Exercise objective:
Your task is to copy every line of the records below that contains "UtilityLibraries".

[Data excerpts]
>> Begin
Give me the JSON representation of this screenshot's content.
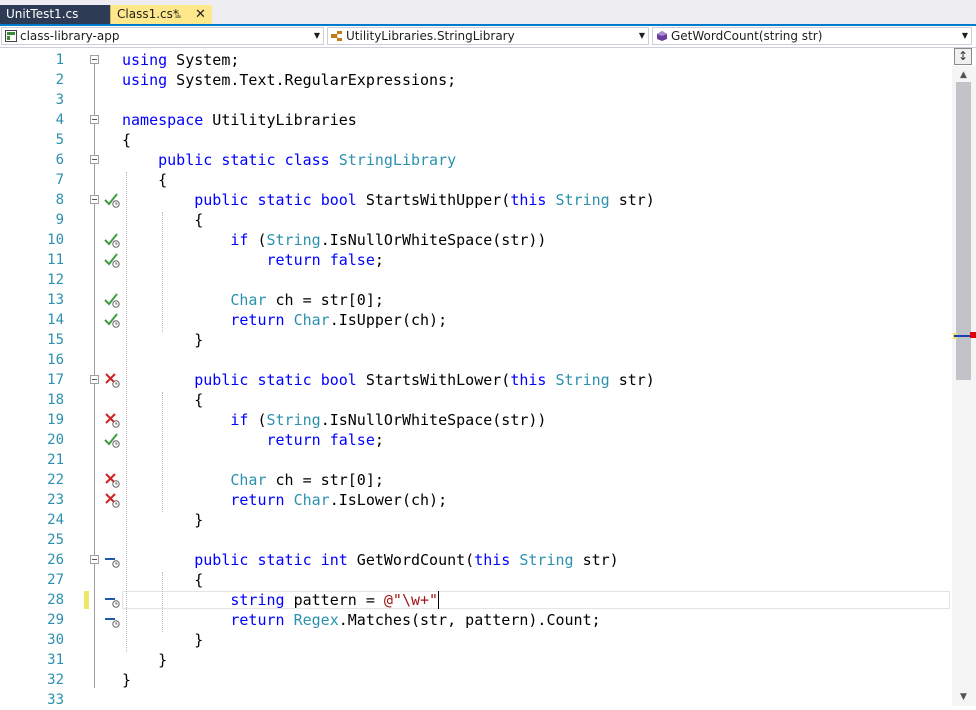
{
  "tabs": [
    {
      "label": "UnitTest1.cs",
      "active": false
    },
    {
      "label": "Class1.cs*",
      "active": true,
      "pin_icon": "pin-icon",
      "close_icon": "close-icon"
    }
  ],
  "navbar": {
    "project": "class-library-app",
    "class": "UtilityLibraries.StringLibrary",
    "member": "GetWordCount(string str)"
  },
  "colors": {
    "keyword": "#0000ff",
    "type": "#2b91af",
    "string": "#a31515",
    "line_number": "#2b91af",
    "active_tab": "#ffe88c",
    "inactive_tab": "#2d3b55",
    "accent": "#007acc",
    "test_pass": "#3c9e3c",
    "test_fail": "#d32020",
    "test_none": "#1e5aa8"
  },
  "lines": [
    {
      "n": "1",
      "collapse": true,
      "tokens": [
        {
          "t": "using",
          "c": "kw"
        },
        {
          "t": " System;"
        }
      ]
    },
    {
      "n": "2",
      "tokens": [
        {
          "t": "using",
          "c": "kw"
        },
        {
          "t": " System.Text.RegularExpressions;"
        }
      ]
    },
    {
      "n": "3",
      "tokens": []
    },
    {
      "n": "4",
      "collapse": true,
      "tokens": [
        {
          "t": "namespace",
          "c": "kw"
        },
        {
          "t": " UtilityLibraries"
        }
      ]
    },
    {
      "n": "5",
      "tokens": [
        {
          "t": "{"
        }
      ]
    },
    {
      "n": "6",
      "collapse": true,
      "tokens": [
        {
          "t": "    "
        },
        {
          "t": "public",
          "c": "kw"
        },
        {
          "t": " "
        },
        {
          "t": "static",
          "c": "kw"
        },
        {
          "t": " "
        },
        {
          "t": "class",
          "c": "kw"
        },
        {
          "t": " "
        },
        {
          "t": "StringLibrary",
          "c": "ty"
        }
      ]
    },
    {
      "n": "7",
      "tokens": [
        {
          "t": "    {"
        }
      ]
    },
    {
      "n": "8",
      "collapse": true,
      "test": "pass",
      "tokens": [
        {
          "t": "        "
        },
        {
          "t": "public",
          "c": "kw"
        },
        {
          "t": " "
        },
        {
          "t": "static",
          "c": "kw"
        },
        {
          "t": " "
        },
        {
          "t": "bool",
          "c": "kw"
        },
        {
          "t": " StartsWithUpper("
        },
        {
          "t": "this",
          "c": "kw"
        },
        {
          "t": " "
        },
        {
          "t": "String",
          "c": "ty"
        },
        {
          "t": " str)"
        }
      ]
    },
    {
      "n": "9",
      "tokens": [
        {
          "t": "        {"
        }
      ]
    },
    {
      "n": "10",
      "test": "pass",
      "tokens": [
        {
          "t": "            "
        },
        {
          "t": "if",
          "c": "kw"
        },
        {
          "t": " ("
        },
        {
          "t": "String",
          "c": "ty"
        },
        {
          "t": ".IsNullOrWhiteSpace(str))"
        }
      ]
    },
    {
      "n": "11",
      "test": "pass",
      "tokens": [
        {
          "t": "                "
        },
        {
          "t": "return",
          "c": "kw"
        },
        {
          "t": " "
        },
        {
          "t": "false",
          "c": "kw"
        },
        {
          "t": ";"
        }
      ]
    },
    {
      "n": "12",
      "tokens": []
    },
    {
      "n": "13",
      "test": "pass",
      "tokens": [
        {
          "t": "            "
        },
        {
          "t": "Char",
          "c": "ty"
        },
        {
          "t": " ch = str[0];"
        }
      ]
    },
    {
      "n": "14",
      "test": "pass",
      "tokens": [
        {
          "t": "            "
        },
        {
          "t": "return",
          "c": "kw"
        },
        {
          "t": " "
        },
        {
          "t": "Char",
          "c": "ty"
        },
        {
          "t": ".IsUpper(ch);"
        }
      ]
    },
    {
      "n": "15",
      "tokens": [
        {
          "t": "        }"
        }
      ]
    },
    {
      "n": "16",
      "tokens": []
    },
    {
      "n": "17",
      "collapse": true,
      "test": "fail",
      "tokens": [
        {
          "t": "        "
        },
        {
          "t": "public",
          "c": "kw"
        },
        {
          "t": " "
        },
        {
          "t": "static",
          "c": "kw"
        },
        {
          "t": " "
        },
        {
          "t": "bool",
          "c": "kw"
        },
        {
          "t": " StartsWithLower("
        },
        {
          "t": "this",
          "c": "kw"
        },
        {
          "t": " "
        },
        {
          "t": "String",
          "c": "ty"
        },
        {
          "t": " str)"
        }
      ]
    },
    {
      "n": "18",
      "tokens": [
        {
          "t": "        {"
        }
      ]
    },
    {
      "n": "19",
      "test": "fail",
      "tokens": [
        {
          "t": "            "
        },
        {
          "t": "if",
          "c": "kw"
        },
        {
          "t": " ("
        },
        {
          "t": "String",
          "c": "ty"
        },
        {
          "t": ".IsNullOrWhiteSpace(str))"
        }
      ]
    },
    {
      "n": "20",
      "test": "pass",
      "tokens": [
        {
          "t": "                "
        },
        {
          "t": "return",
          "c": "kw"
        },
        {
          "t": " "
        },
        {
          "t": "false",
          "c": "kw"
        },
        {
          "t": ";"
        }
      ]
    },
    {
      "n": "21",
      "tokens": []
    },
    {
      "n": "22",
      "test": "fail",
      "tokens": [
        {
          "t": "            "
        },
        {
          "t": "Char",
          "c": "ty"
        },
        {
          "t": " ch = str[0];"
        }
      ]
    },
    {
      "n": "23",
      "test": "fail",
      "tokens": [
        {
          "t": "            "
        },
        {
          "t": "return",
          "c": "kw"
        },
        {
          "t": " "
        },
        {
          "t": "Char",
          "c": "ty"
        },
        {
          "t": ".IsLower(ch);"
        }
      ]
    },
    {
      "n": "24",
      "tokens": [
        {
          "t": "        }"
        }
      ]
    },
    {
      "n": "25",
      "tokens": []
    },
    {
      "n": "26",
      "collapse": true,
      "test": "none",
      "tokens": [
        {
          "t": "        "
        },
        {
          "t": "public",
          "c": "kw"
        },
        {
          "t": " "
        },
        {
          "t": "static",
          "c": "kw"
        },
        {
          "t": " "
        },
        {
          "t": "int",
          "c": "kw"
        },
        {
          "t": " GetWordCount("
        },
        {
          "t": "this",
          "c": "kw"
        },
        {
          "t": " "
        },
        {
          "t": "String",
          "c": "ty"
        },
        {
          "t": " str)"
        }
      ]
    },
    {
      "n": "27",
      "tokens": [
        {
          "t": "        {"
        }
      ]
    },
    {
      "n": "28",
      "test": "none",
      "modified": true,
      "current": true,
      "tokens": [
        {
          "t": "            "
        },
        {
          "t": "string",
          "c": "kw"
        },
        {
          "t": " pattern = "
        },
        {
          "t": "@\"\\w+\"",
          "c": "st"
        }
      ]
    },
    {
      "n": "29",
      "test": "none",
      "tokens": [
        {
          "t": "            "
        },
        {
          "t": "return",
          "c": "kw"
        },
        {
          "t": " "
        },
        {
          "t": "Regex",
          "c": "ty"
        },
        {
          "t": ".Matches(str, pattern).Count;"
        }
      ]
    },
    {
      "n": "30",
      "tokens": [
        {
          "t": "        }"
        }
      ]
    },
    {
      "n": "31",
      "tokens": [
        {
          "t": "    }"
        }
      ]
    },
    {
      "n": "32",
      "tokens": [
        {
          "t": "}"
        }
      ]
    },
    {
      "n": "33",
      "tokens": []
    }
  ]
}
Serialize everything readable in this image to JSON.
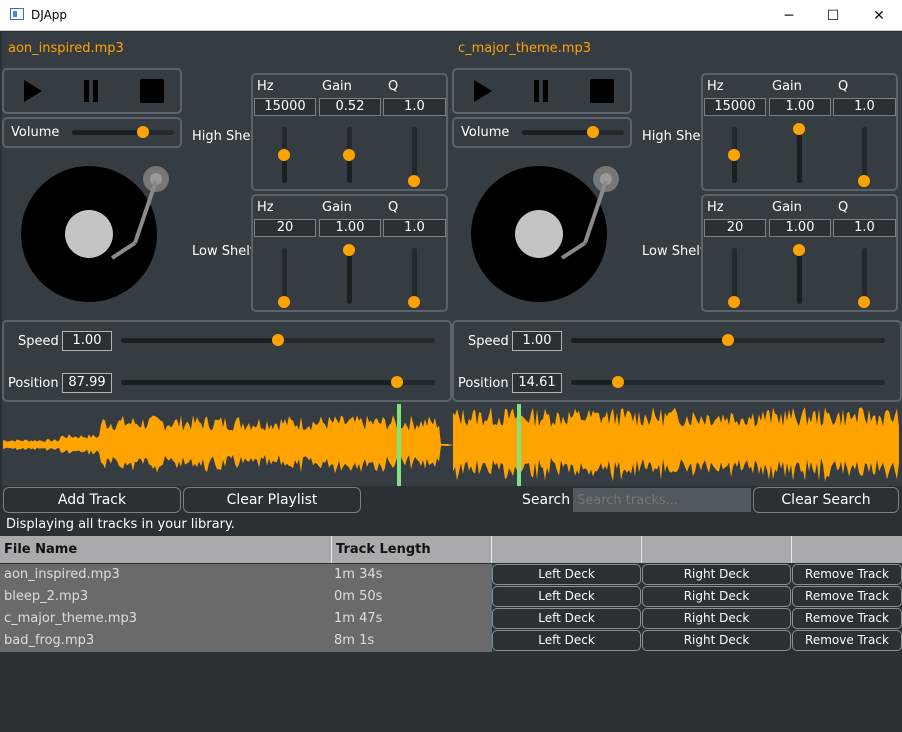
{
  "window": {
    "title": "DJApp",
    "minimize": "─",
    "maximize": "☐",
    "close": "✕"
  },
  "colors": {
    "accent": "#ffa300",
    "playhead": "#7fe37f",
    "panel": "#353d43",
    "background": "#2a3034"
  },
  "decks": [
    {
      "file": "aon_inspired.mp3",
      "volume_label": "Volume",
      "volume": 0.7,
      "high_shelf": {
        "label": "High Shelf",
        "headers": [
          "Hz",
          "Gain",
          "Q"
        ],
        "values": [
          "15000",
          "0.52",
          "1.0"
        ],
        "levels": [
          0.5,
          0.5,
          0.0
        ]
      },
      "low_shelf": {
        "label": "Low Shelf",
        "headers": [
          "Hz",
          "Gain",
          "Q"
        ],
        "values": [
          "20",
          "1.00",
          "1.0"
        ],
        "levels": [
          0.0,
          1.0,
          0.0
        ]
      },
      "speed_label": "Speed",
      "speed": "1.00",
      "speed_level": 0.5,
      "position_label": "Position",
      "position": "87.99",
      "position_level": 0.88,
      "playhead": 0.9
    },
    {
      "file": "c_major_theme.mp3",
      "volume_label": "Volume",
      "volume": 0.7,
      "high_shelf": {
        "label": "High Shelf",
        "headers": [
          "Hz",
          "Gain",
          "Q"
        ],
        "values": [
          "15000",
          "1.00",
          "1.0"
        ],
        "levels": [
          0.5,
          1.0,
          0.0
        ]
      },
      "low_shelf": {
        "label": "Low Shelf",
        "headers": [
          "Hz",
          "Gain",
          "Q"
        ],
        "values": [
          "20",
          "1.00",
          "1.0"
        ],
        "levels": [
          0.0,
          1.0,
          0.0
        ]
      },
      "speed_label": "Speed",
      "speed": "1.00",
      "speed_level": 0.5,
      "position_label": "Position",
      "position": "14.61",
      "position_level": 0.15,
      "playhead": 0.15
    }
  ],
  "playlist": {
    "add_track": "Add Track",
    "clear_playlist": "Clear Playlist",
    "search_label": "Search",
    "search_placeholder": "Search tracks...",
    "clear_search": "Clear Search",
    "status": "Displaying all tracks in your library.",
    "columns": [
      "File Name",
      "Track Length",
      "",
      "",
      ""
    ],
    "rows": [
      {
        "name": "aon_inspired.mp3",
        "length": "1m 34s"
      },
      {
        "name": "bleep_2.mp3",
        "length": "0m 50s"
      },
      {
        "name": "c_major_theme.mp3",
        "length": "1m 47s"
      },
      {
        "name": "bad_frog.mp3",
        "length": "8m 1s"
      }
    ],
    "row_buttons": {
      "left": "Left Deck",
      "right": "Right Deck",
      "remove": "Remove Track"
    }
  }
}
>> End
Result for this task:
    "class": "UtilityLibraries.StringLibrary",
          "t": " UtilityLibraries"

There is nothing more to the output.